*EXERCISE AIM*: Transcribe the lines below verbatim, skipping the images.

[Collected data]
:::::

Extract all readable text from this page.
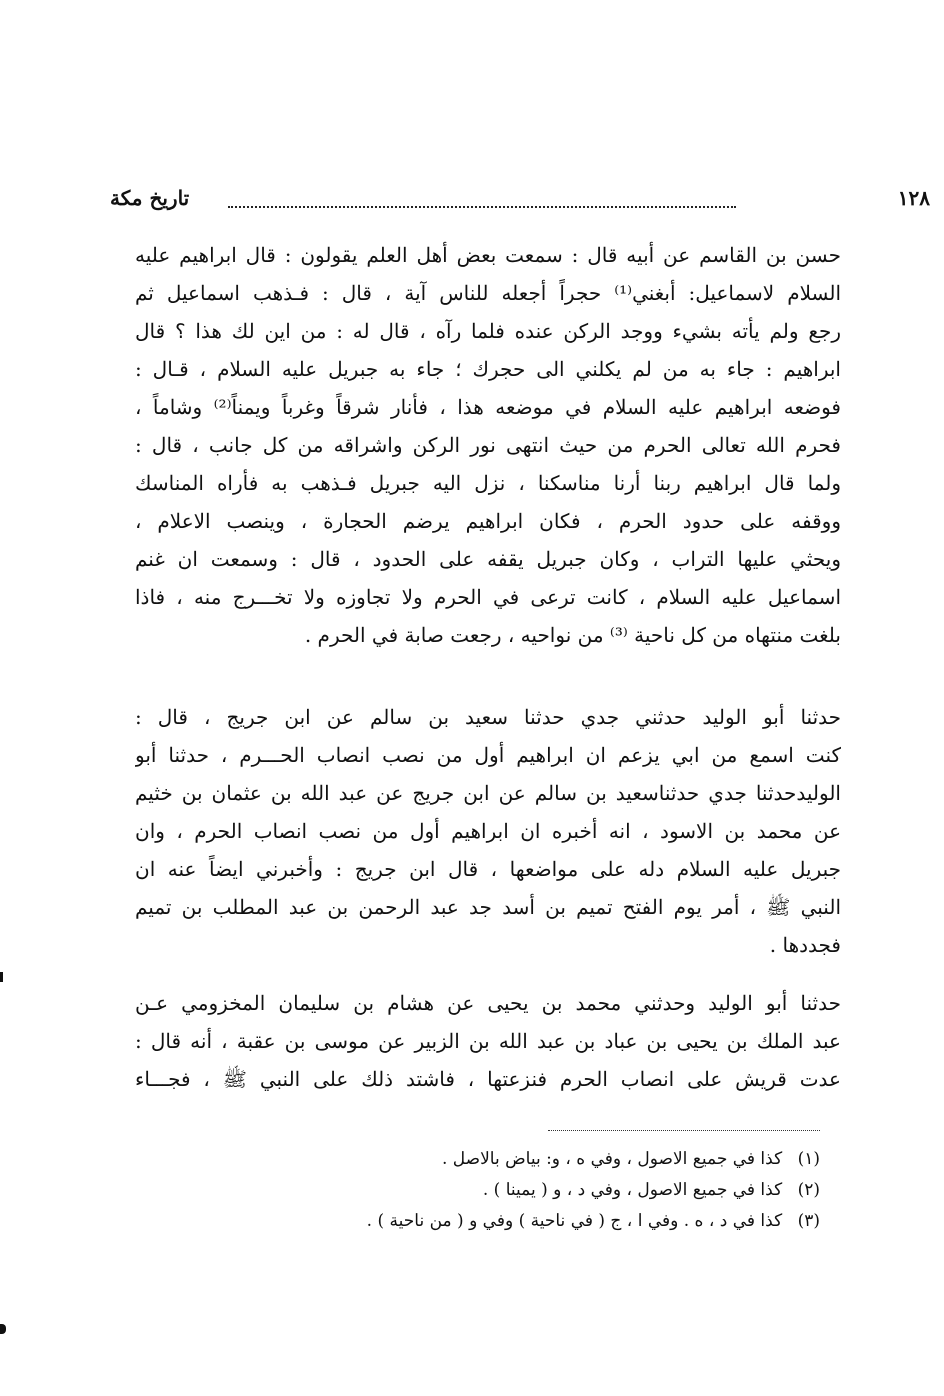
١٢٨
تاريخ مكة
حسن بن القاسم عن أبيه قال : سمعت بعض أهل العلم يقولون : قال ابراهيم عليه
السلام لاسماعيل: أبغني⁽¹⁾ حجراً أجعله للناس آية ، قال : فـذهب اسماعيل ثم
رجع ولم يأته بشيء ووجد الركن عنده فلما رآه ، قال له : من اين لك هذا ؟ قال
ابراهيم : جاء به من لم يكلني الى حجرك ؛ جاء به جبريل عليه السلام ، قـال :
فوضعه ابراهيم عليه السلام في موضعه هذا ، فأنار شرقاً وغرباً ويمناً⁽²⁾ وشاماً ،
فحرم الله تعالى الحرم من حيث انتهى نور الركن واشراقه من كل جانب ، قال :
ولما قال ابراهيم ربنا أرنا مناسكنا ، نزل اليه جبريل فـذهب به فأراه المناسك
ووقفه على حدود الحرم ، فكان ابراهيم يرضم الحجارة ، وينصب الاعلام ،
ويحثي عليها التراب ، وكان جبريل يقفه على الحدود ، قال : وسمعت ان غنم
اسماعيل عليه السلام ، كانت ترعى في الحرم ولا تجاوزه ولا تخـــرج منه ، فاذا
بلغت منتهاه من كل ناحية ⁽³⁾ من نواحيه ، رجعت صابة في الحرم .
حدثنا أبو الوليد حدثني جدي حدثنا سعيد بن سالم عن ابن جريج ، قال :
كنت اسمع من ابي يزعم ان ابراهيم أول من نصب انصاب الحـــرم ، حدثنا أبو
الوليدحدثنا جدي حدثناسعيد بن سالم عن ابن جريج عن عبد الله بن عثمان بن خثيم
عن محمد بن الاسود ، انه أخبره ان ابراهيم أول من نصب انصاب الحرم ، وان
جبريل عليه السلام دله على مواضعها ، قال ابن جريج : وأخبرني ايضاً عنه ان
النبي ﷺ ، أمر يوم الفتح تميم بن أسد جد عبد الرحمن بن عبد المطلب بن تميم
فجددها .
حدثنا أبو الوليد وحدثني محمد بن يحيى عن هشام بن سليمان المخزومي عـن
عبد الملك بن يحيى بن عباد بن عبد الله بن الزبير عن موسى بن عقبة ، أنه قال :
عدت قريش على انصاب الحرم فنزعتها ، فاشتد ذلك على النبي ﷺ ، فجـــاء
(١) كذا في جميع الاصول ، وفي ه ، و: بياض بالاصل .
(٢) كذا في جميع الاصول ، وفي د ، و ( يمينا ) .
(٣) كذا في د ، ه . وفي ا ، ج ( في ناحية ) وفي و ( من ناحية ) .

:::::

*WRITTEN REPLY*:
Extract all readable text from this page.
١٢٨
تاريخ مكة
حسن بن القاسم عن أبيه قال : سمعت بعض أهل العلم يقولون : قال ابراهيم عليه
السلام لاسماعيل: أبغني⁽¹⁾ حجراً أجعله للناس آية ، قال : فـذهب اسماعيل ثم
رجع ولم يأته بشيء ووجد الركن عنده فلما رآه ، قال له : من اين لك هذا ؟ قال
ابراهيم : جاء به من لم يكلني الى حجرك ؛ جاء به جبريل عليه السلام ، قـال :
فوضعه ابراهيم عليه السلام في موضعه هذا ، فأنار شرقاً وغرباً ويمناً⁽²⁾ وشاماً ،
فحرم الله تعالى الحرم من حيث انتهى نور الركن واشراقه من كل جانب ، قال :
ولما قال ابراهيم ربنا أرنا مناسكنا ، نزل اليه جبريل فـذهب به فأراه المناسك
ووقفه على حدود الحرم ، فكان ابراهيم يرضم الحجارة ، وينصب الاعلام ،
ويحثي عليها التراب ، وكان جبريل يقفه على الحدود ، قال : وسمعت ان غنم
اسماعيل عليه السلام ، كانت ترعى في الحرم ولا تجاوزه ولا تخـــرج منه ، فاذا
بلغت منتهاه من كل ناحية ⁽³⁾ من نواحيه ، رجعت صابة في الحرم .
حدثنا أبو الوليد حدثني جدي حدثنا سعيد بن سالم عن ابن جريج ، قال :
كنت اسمع من ابي يزعم ان ابراهيم أول من نصب انصاب الحـــرم ، حدثنا أبو
الوليدحدثنا جدي حدثناسعيد بن سالم عن ابن جريج عن عبد الله بن عثمان بن خثيم
عن محمد بن الاسود ، انه أخبره ان ابراهيم أول من نصب انصاب الحرم ، وان
جبريل عليه السلام دله على مواضعها ، قال ابن جريج : وأخبرني ايضاً عنه ان
النبي ﷺ ، أمر يوم الفتح تميم بن أسد جد عبد الرحمن بن عبد المطلب بن تميم
فجددها .
حدثنا أبو الوليد وحدثني محمد بن يحيى عن هشام بن سليمان المخزومي عـن
عبد الملك بن يحيى بن عباد بن عبد الله بن الزبير عن موسى بن عقبة ، أنه قال :
عدت قريش على انصاب الحرم فنزعتها ، فاشتد ذلك على النبي ﷺ ، فجـــاء
(١) كذا في جميع الاصول ، وفي ه ، و: بياض بالاصل .
(٢) كذا في جميع الاصول ، وفي د ، و ( يمينا ) .
(٣) كذا في د ، ه . وفي ا ، ج ( في ناحية ) وفي و ( من ناحية ) .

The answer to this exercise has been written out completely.